▸ **WHAT YOU SHOULD DO**: Work out the number of lines with the word "handle" in the material below, then reply with that number only.

(Stored data)
########
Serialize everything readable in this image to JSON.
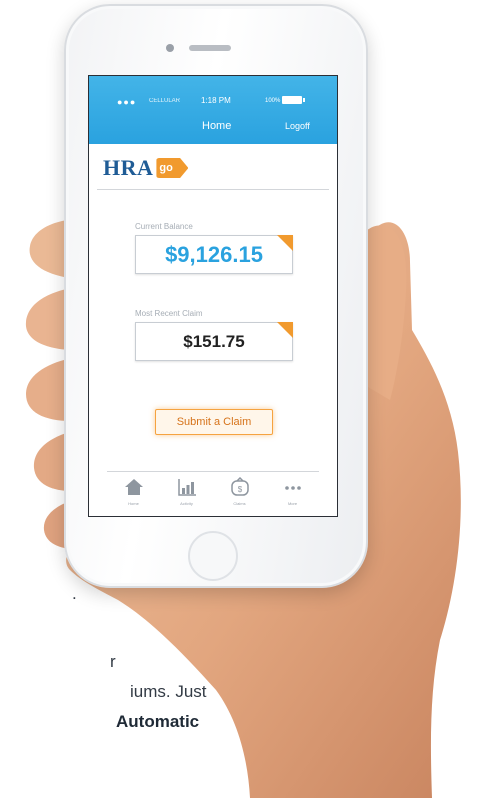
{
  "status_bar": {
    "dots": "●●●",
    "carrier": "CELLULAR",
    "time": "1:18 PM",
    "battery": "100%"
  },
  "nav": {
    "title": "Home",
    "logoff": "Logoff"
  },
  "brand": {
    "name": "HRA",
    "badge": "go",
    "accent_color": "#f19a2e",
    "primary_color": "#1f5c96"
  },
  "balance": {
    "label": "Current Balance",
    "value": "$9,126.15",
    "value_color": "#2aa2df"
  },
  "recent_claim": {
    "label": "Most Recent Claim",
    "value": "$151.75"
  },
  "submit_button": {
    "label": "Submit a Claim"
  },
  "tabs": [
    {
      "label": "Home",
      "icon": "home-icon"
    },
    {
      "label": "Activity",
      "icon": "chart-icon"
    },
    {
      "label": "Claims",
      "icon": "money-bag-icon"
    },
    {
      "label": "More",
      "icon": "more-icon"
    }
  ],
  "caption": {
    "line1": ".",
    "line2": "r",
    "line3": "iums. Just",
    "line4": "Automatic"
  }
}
########
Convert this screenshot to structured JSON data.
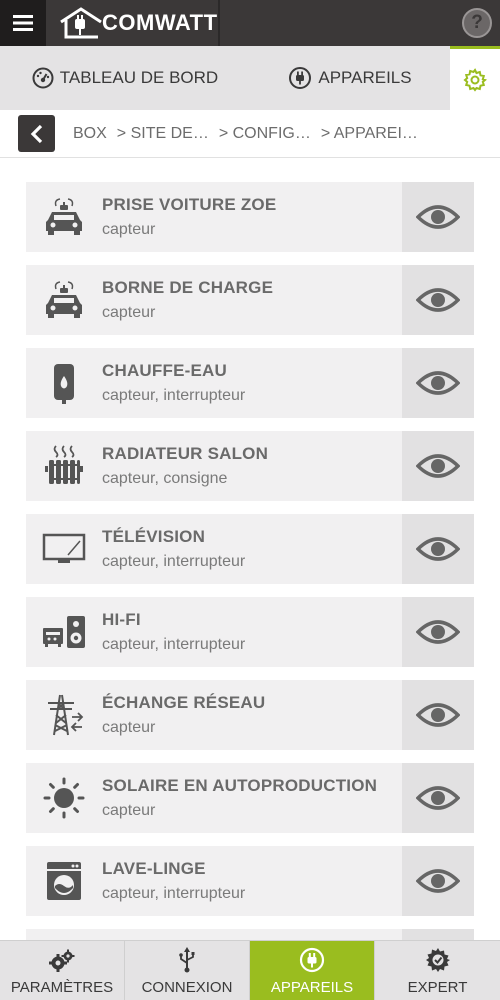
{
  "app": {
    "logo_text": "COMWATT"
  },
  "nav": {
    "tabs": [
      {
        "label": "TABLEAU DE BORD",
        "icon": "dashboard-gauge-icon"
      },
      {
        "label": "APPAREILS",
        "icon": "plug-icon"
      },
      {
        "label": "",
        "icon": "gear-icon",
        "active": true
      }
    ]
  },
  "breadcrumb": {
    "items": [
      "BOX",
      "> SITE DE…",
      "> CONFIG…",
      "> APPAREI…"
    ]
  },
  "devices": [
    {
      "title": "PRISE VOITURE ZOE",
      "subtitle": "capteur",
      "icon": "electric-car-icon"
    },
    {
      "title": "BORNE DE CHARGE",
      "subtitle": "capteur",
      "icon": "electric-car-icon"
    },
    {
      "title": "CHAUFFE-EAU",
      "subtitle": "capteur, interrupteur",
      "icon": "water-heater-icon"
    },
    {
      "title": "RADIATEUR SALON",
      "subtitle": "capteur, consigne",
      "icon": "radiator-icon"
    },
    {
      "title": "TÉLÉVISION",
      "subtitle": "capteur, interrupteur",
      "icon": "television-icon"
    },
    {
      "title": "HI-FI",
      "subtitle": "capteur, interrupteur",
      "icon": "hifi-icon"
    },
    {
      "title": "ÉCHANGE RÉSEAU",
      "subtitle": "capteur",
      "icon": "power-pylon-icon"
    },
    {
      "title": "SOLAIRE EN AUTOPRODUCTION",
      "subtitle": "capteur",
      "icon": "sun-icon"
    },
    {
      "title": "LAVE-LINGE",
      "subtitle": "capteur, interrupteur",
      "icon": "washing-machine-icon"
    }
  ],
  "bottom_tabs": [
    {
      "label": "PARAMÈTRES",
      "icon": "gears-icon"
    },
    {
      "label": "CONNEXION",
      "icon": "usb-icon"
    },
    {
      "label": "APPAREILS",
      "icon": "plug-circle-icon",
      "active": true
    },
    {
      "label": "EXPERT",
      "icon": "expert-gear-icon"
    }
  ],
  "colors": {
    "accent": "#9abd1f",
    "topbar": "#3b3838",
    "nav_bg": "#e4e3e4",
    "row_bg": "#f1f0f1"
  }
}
########
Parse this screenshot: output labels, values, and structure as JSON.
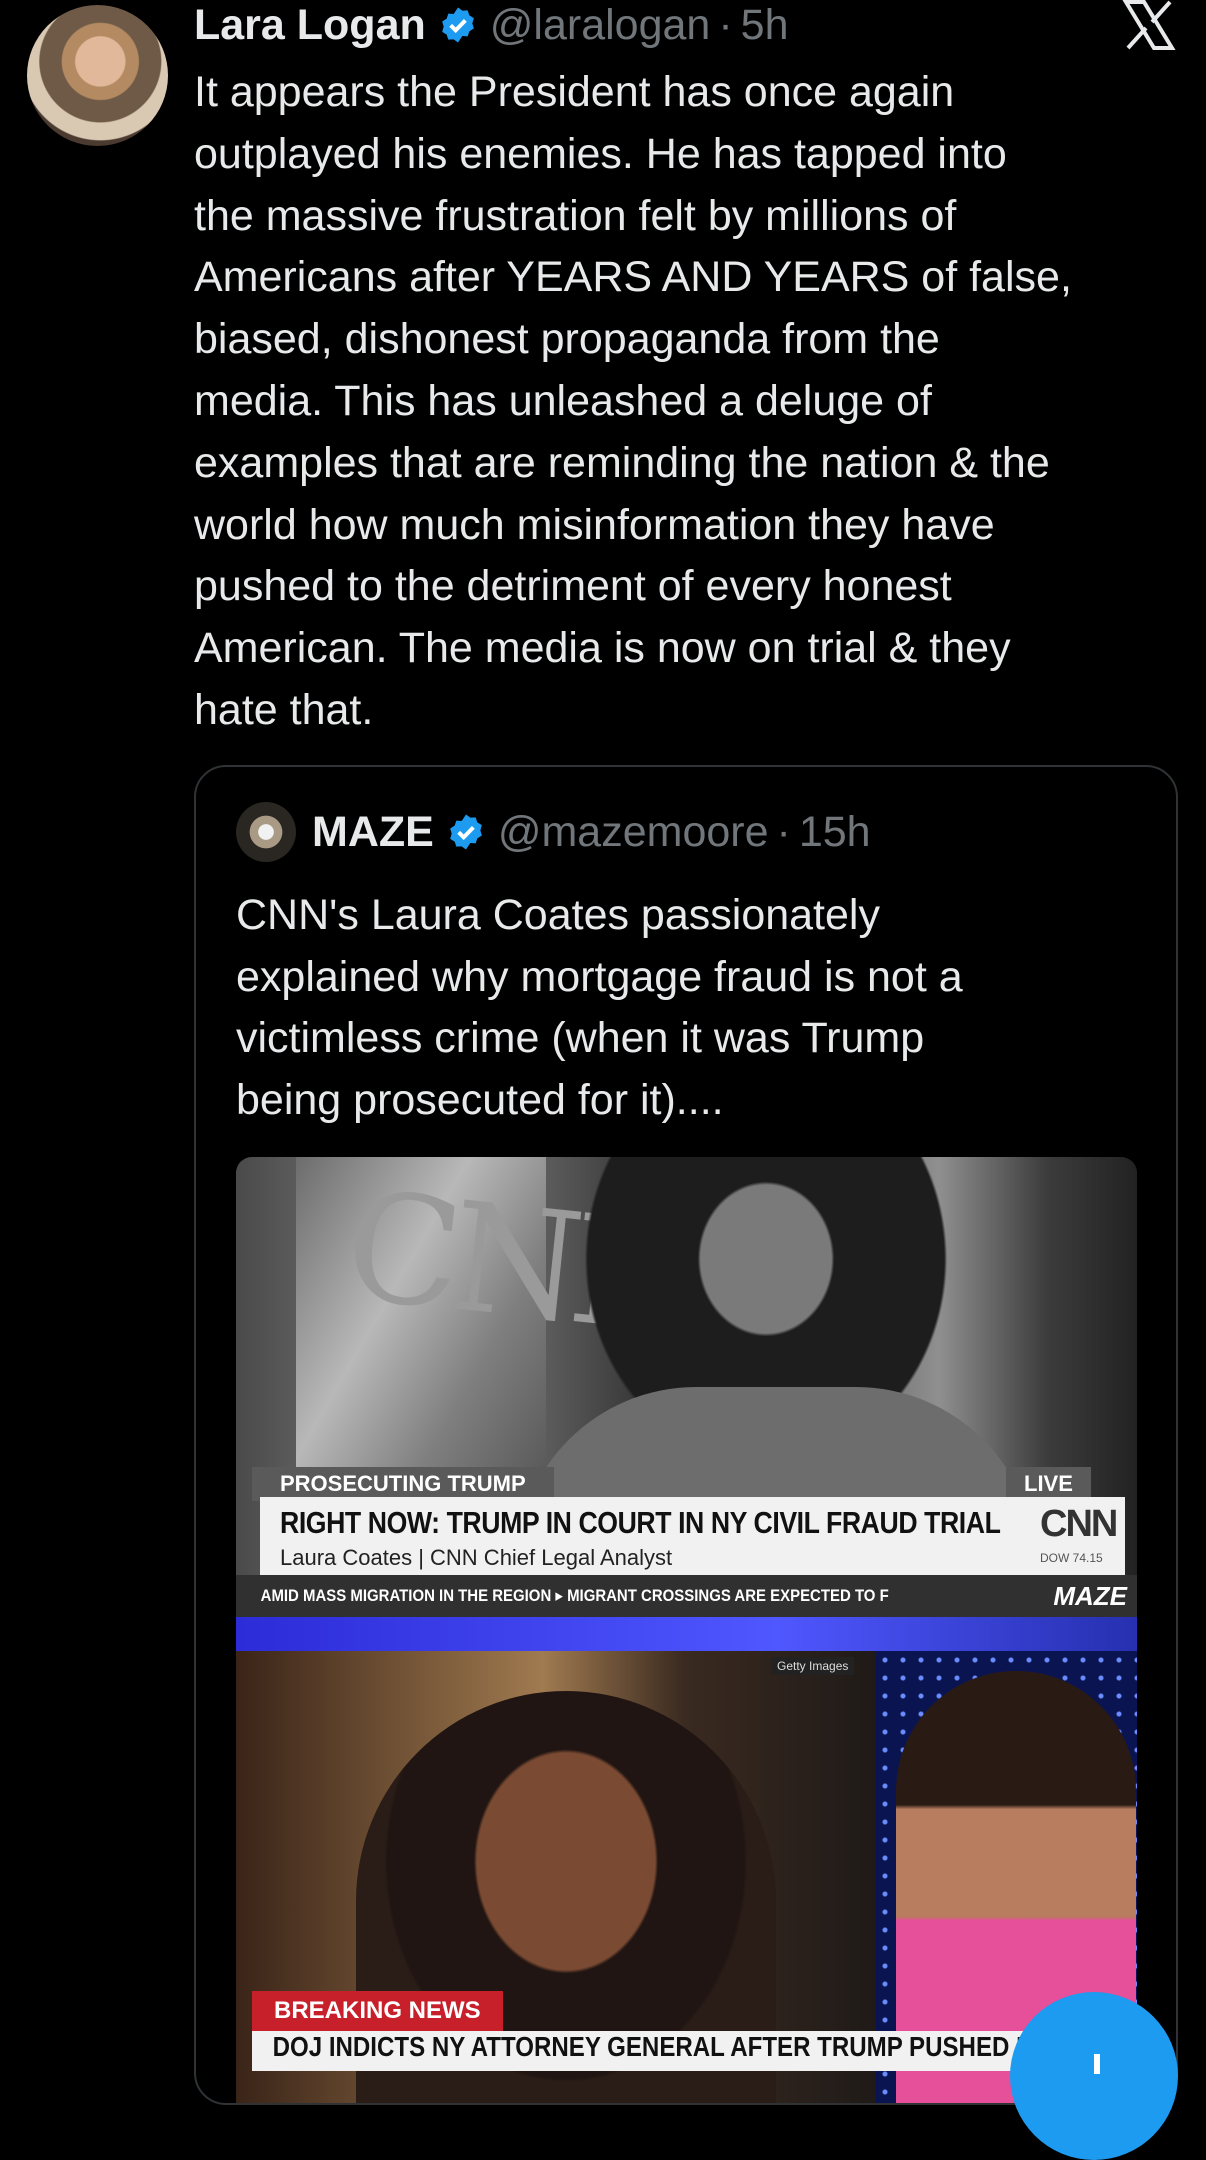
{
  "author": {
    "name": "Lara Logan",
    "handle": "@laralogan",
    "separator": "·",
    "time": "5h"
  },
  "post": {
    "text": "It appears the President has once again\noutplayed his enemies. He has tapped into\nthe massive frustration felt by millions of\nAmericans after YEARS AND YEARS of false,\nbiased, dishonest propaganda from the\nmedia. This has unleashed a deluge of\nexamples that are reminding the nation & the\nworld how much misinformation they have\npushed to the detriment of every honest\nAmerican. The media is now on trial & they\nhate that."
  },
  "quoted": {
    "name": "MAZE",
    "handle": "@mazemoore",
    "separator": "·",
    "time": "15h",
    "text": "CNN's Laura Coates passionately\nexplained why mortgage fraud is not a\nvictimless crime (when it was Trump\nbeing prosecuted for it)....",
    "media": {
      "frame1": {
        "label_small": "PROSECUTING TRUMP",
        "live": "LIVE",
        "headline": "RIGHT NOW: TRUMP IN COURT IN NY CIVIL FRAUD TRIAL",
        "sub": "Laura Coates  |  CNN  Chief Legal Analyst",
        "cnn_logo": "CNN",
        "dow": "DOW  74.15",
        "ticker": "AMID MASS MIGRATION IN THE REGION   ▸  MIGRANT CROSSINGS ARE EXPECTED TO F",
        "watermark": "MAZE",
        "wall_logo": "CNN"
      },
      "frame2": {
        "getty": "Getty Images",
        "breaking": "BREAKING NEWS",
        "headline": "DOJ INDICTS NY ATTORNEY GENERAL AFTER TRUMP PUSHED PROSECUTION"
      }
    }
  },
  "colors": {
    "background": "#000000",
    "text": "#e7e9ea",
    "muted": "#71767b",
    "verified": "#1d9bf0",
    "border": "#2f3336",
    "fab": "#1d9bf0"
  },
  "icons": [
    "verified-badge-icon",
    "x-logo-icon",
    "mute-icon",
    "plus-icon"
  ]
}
########
▸ **SOLUTION TO THIS PROBLEM**: 2